→ Directive: Can you transcribe the data exactly? Leave the pictures out.

→ Given records:
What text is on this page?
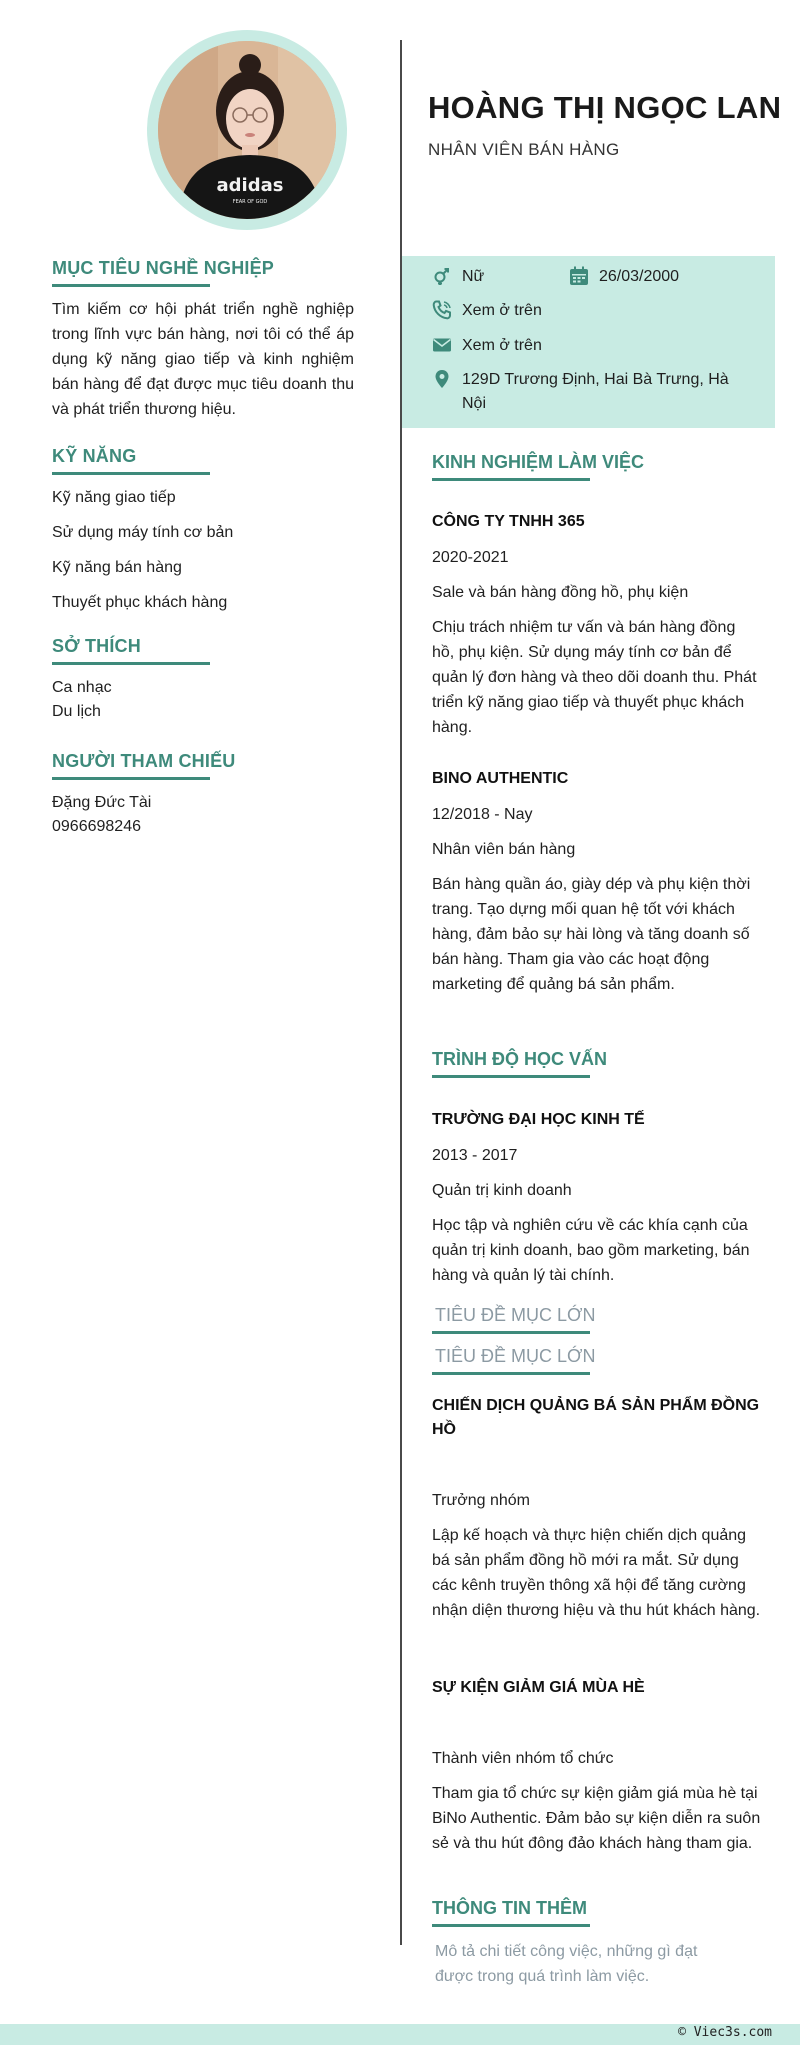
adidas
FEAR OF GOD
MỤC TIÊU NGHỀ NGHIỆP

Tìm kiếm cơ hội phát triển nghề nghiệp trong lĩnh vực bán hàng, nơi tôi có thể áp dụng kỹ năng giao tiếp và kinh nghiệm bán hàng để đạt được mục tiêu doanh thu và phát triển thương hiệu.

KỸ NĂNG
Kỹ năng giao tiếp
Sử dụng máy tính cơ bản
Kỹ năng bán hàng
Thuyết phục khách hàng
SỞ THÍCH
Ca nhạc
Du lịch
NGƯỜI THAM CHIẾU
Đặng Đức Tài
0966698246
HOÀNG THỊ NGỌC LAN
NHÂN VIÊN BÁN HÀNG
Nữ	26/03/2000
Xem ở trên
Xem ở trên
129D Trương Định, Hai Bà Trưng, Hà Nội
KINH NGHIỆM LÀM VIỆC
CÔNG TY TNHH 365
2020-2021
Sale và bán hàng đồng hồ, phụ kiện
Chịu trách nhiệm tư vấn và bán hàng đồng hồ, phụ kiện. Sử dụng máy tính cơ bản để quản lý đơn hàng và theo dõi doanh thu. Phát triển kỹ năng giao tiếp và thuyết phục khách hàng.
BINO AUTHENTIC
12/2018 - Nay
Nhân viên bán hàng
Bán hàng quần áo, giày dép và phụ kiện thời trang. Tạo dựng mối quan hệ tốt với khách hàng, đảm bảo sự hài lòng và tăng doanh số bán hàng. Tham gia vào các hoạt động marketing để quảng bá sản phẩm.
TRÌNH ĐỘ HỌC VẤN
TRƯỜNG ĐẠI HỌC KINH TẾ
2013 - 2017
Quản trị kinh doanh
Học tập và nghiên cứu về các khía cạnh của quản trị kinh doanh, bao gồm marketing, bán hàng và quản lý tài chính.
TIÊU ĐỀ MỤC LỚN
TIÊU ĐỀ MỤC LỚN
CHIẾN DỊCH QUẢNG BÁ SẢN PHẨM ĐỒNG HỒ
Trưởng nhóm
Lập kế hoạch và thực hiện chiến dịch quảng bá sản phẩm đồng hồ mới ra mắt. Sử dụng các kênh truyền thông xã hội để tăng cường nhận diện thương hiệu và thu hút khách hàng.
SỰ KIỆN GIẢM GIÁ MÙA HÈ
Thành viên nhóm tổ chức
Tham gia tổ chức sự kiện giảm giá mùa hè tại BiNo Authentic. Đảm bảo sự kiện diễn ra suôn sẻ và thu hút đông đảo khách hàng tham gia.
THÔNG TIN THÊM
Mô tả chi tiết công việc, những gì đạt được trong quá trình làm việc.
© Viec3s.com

→ Finished task:
What text is on this page?
adidas
FEAR OF GOD
MỤC TIÊU NGHỀ NGHIỆP

Tìm kiếm cơ hội phát triển nghề nghiệp trong lĩnh vực bán hàng, nơi tôi có thể áp dụng kỹ năng giao tiếp và kinh nghiệm bán hàng để đạt được mục tiêu doanh thu và phát triển thương hiệu.

KỸ NĂNG
Kỹ năng giao tiếp
Sử dụng máy tính cơ bản
Kỹ năng bán hàng
Thuyết phục khách hàng
SỞ THÍCH
Ca nhạc
Du lịch
NGƯỜI THAM CHIẾU
Đặng Đức Tài
0966698246
HOÀNG THỊ NGỌC LAN
NHÂN VIÊN BÁN HÀNG
Nữ	26/03/2000
Xem ở trên
Xem ở trên
129D Trương Định, Hai Bà Trưng, Hà Nội
KINH NGHIỆM LÀM VIỆC
CÔNG TY TNHH 365
2020-2021
Sale và bán hàng đồng hồ, phụ kiện
Chịu trách nhiệm tư vấn và bán hàng đồng hồ, phụ kiện. Sử dụng máy tính cơ bản để quản lý đơn hàng và theo dõi doanh thu. Phát triển kỹ năng giao tiếp và thuyết phục khách hàng.
BINO AUTHENTIC
12/2018 - Nay
Nhân viên bán hàng
Bán hàng quần áo, giày dép và phụ kiện thời trang. Tạo dựng mối quan hệ tốt với khách hàng, đảm bảo sự hài lòng và tăng doanh số bán hàng. Tham gia vào các hoạt động marketing để quảng bá sản phẩm.
TRÌNH ĐỘ HỌC VẤN
TRƯỜNG ĐẠI HỌC KINH TẾ
2013 - 2017
Quản trị kinh doanh
Học tập và nghiên cứu về các khía cạnh của quản trị kinh doanh, bao gồm marketing, bán hàng và quản lý tài chính.
TIÊU ĐỀ MỤC LỚN
TIÊU ĐỀ MỤC LỚN
CHIẾN DỊCH QUẢNG BÁ SẢN PHẨM ĐỒNG HỒ
Trưởng nhóm
Lập kế hoạch và thực hiện chiến dịch quảng bá sản phẩm đồng hồ mới ra mắt. Sử dụng các kênh truyền thông xã hội để tăng cường nhận diện thương hiệu và thu hút khách hàng.
SỰ KIỆN GIẢM GIÁ MÙA HÈ
Thành viên nhóm tổ chức
Tham gia tổ chức sự kiện giảm giá mùa hè tại BiNo Authentic. Đảm bảo sự kiện diễn ra suôn sẻ và thu hút đông đảo khách hàng tham gia.
THÔNG TIN THÊM
Mô tả chi tiết công việc, những gì đạt được trong quá trình làm việc.
© Viec3s.com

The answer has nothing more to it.